··· Data section ···

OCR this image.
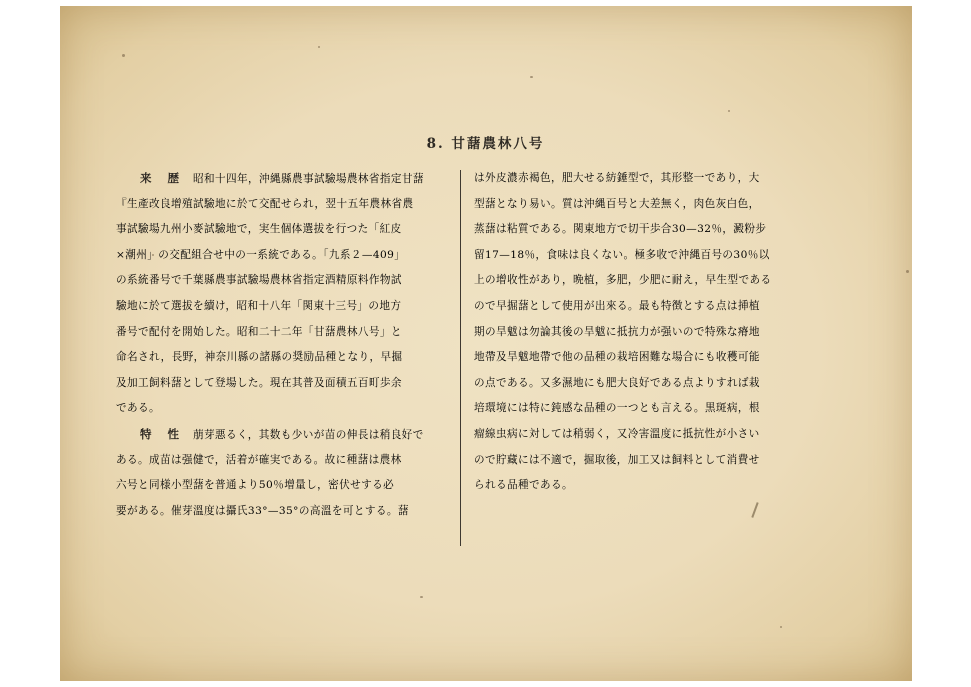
8. 甘藷農林八号
来 歴 昭和十四年，沖縄縣農事試驗場農林省指定甘藷
『生產改良增殖試驗地に於て交配せられ，翌十五年農林省農
事試驗場九州小麥試驗地で，実生個体選拔を行つた「紅皮
×潮州」の交配組合せ中の一系統である。「九系２—409」
の系統番号で千葉縣農事試驗場農林省指定酒精原料作物試
驗地に於て選拔を續け，昭和十八年「関東十三号」の地方
番号で配付を開始した。昭和二十二年「甘藷農林八号」と
命名され，長野，神奈川縣の諸縣の奨励品種となり，早掘
及加工飼料藷として登場した。現在其普及面積五百町歩余
である。
特 性 萠芽悪るく，其数も少いが苗の伸長は稍良好で
ある。成苗は强健で，活着が確実である。故に種藷は農林
六号と同様小型藷を普通より50％增量し，密伏せする必
要がある。催芽溫度は攝氏33°—35°の高溫を可とする。藷
は外皮濃赤褐色，肥大せる紡錘型で，其形整一であり，大
型藷となり易い。質は沖縄百号と大差無く，肉色灰白色，
蒸藷は粘質である。関東地方で切干歩合30—32％，澱粉步
留17—18％，食味は良くない。極多收で沖縄百号の30％以
上の增收性があり，晩植，多肥，少肥に耐え，早生型である
ので早掘藷として使用が出來る。最も特徴とする点は挿植
期の旱魃は勿論其後の旱魃に抵抗力が强いので特殊な瘠地
地帶及旱魃地帶で他の品種の栽培困難な場合にも收穫可能
の点である。又多濕地にも肥大良好である点よりすれば栽
培環境には特に鈍感な品種の一つとも言える。黒斑病，根
瘤線虫病に対しては稍弱く，又冷害溫度に抵抗性が小さい
ので貯藏には不適で，掘取後，加工又は飼料として消費せ
られる品種である。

···

- **Task directions**:
Copy the data character for character, but drop all pictures from the copy.

- **Expected answer**:
OCR this image.
8. 甘藷農林八号
来 歴 昭和十四年，沖縄縣農事試驗場農林省指定甘藷
『生產改良增殖試驗地に於て交配せられ，翌十五年農林省農
事試驗場九州小麥試驗地で，実生個体選拔を行つた「紅皮
×潮州」の交配組合せ中の一系統である。「九系２—409」
の系統番号で千葉縣農事試驗場農林省指定酒精原料作物試
驗地に於て選拔を續け，昭和十八年「関東十三号」の地方
番号で配付を開始した。昭和二十二年「甘藷農林八号」と
命名され，長野，神奈川縣の諸縣の奨励品種となり，早掘
及加工飼料藷として登場した。現在其普及面積五百町歩余
である。
特 性 萠芽悪るく，其数も少いが苗の伸長は稍良好で
ある。成苗は强健で，活着が確実である。故に種藷は農林
六号と同様小型藷を普通より50％增量し，密伏せする必
要がある。催芽溫度は攝氏33°—35°の高溫を可とする。藷
は外皮濃赤褐色，肥大せる紡錘型で，其形整一であり，大
型藷となり易い。質は沖縄百号と大差無く，肉色灰白色，
蒸藷は粘質である。関東地方で切干歩合30—32％，澱粉步
留17—18％，食味は良くない。極多收で沖縄百号の30％以
上の增收性があり，晩植，多肥，少肥に耐え，早生型である
ので早掘藷として使用が出來る。最も特徴とする点は挿植
期の旱魃は勿論其後の旱魃に抵抗力が强いので特殊な瘠地
地帶及旱魃地帶で他の品種の栽培困難な場合にも收穫可能
の点である。又多濕地にも肥大良好である点よりすれば栽
培環境には特に鈍感な品種の一つとも言える。黒斑病，根
瘤線虫病に対しては稍弱く，又冷害溫度に抵抗性が小さい
ので貯藏には不適で，掘取後，加工又は飼料として消費せ
られる品種である。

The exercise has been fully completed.